[Entries from a dataset]
* Begin *

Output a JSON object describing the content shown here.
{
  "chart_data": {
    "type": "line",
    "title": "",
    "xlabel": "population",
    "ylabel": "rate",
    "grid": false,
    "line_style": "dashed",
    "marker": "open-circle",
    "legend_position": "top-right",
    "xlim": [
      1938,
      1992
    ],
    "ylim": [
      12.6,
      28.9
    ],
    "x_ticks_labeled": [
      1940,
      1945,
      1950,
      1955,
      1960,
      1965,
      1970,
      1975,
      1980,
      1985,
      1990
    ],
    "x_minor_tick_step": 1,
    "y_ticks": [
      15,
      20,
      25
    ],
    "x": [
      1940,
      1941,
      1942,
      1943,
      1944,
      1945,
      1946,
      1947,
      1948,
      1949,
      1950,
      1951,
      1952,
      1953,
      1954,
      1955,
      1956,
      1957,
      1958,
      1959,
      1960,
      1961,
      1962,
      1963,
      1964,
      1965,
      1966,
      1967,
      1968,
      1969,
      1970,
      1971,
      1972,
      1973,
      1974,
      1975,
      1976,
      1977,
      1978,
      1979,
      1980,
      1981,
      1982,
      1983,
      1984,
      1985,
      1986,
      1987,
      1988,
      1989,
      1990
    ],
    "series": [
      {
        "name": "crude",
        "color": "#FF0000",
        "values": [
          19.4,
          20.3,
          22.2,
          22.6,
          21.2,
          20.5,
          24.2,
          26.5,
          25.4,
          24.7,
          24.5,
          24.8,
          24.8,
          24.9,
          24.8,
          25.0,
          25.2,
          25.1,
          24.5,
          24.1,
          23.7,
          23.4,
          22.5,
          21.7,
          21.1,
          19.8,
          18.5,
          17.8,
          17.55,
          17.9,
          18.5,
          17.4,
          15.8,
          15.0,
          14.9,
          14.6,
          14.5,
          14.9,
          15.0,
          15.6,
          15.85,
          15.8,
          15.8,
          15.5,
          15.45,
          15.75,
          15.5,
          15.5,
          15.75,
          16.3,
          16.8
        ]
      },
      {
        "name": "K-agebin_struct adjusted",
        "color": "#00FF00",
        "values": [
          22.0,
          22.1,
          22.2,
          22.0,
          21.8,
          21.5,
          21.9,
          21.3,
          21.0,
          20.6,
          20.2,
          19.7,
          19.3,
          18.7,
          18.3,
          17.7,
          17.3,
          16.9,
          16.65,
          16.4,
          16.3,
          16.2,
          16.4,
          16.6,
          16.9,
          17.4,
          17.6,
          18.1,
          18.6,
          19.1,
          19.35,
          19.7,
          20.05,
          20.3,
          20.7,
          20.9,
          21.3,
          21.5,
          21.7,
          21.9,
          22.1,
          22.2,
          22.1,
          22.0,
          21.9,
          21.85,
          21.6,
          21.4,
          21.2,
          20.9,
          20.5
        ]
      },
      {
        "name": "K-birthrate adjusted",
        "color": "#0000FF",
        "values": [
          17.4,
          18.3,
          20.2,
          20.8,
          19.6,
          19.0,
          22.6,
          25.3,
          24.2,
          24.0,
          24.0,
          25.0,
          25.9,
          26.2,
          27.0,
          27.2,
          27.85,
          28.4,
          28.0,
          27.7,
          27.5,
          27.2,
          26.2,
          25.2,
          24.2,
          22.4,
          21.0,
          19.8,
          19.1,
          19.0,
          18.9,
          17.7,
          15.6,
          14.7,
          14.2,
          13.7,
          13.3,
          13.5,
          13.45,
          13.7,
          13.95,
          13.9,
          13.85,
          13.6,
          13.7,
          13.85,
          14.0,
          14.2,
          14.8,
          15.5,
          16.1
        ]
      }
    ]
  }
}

* End *

— Given task —
Report the number of lines in the listing that include the string "color"; give nothing but the number.

— Output —
3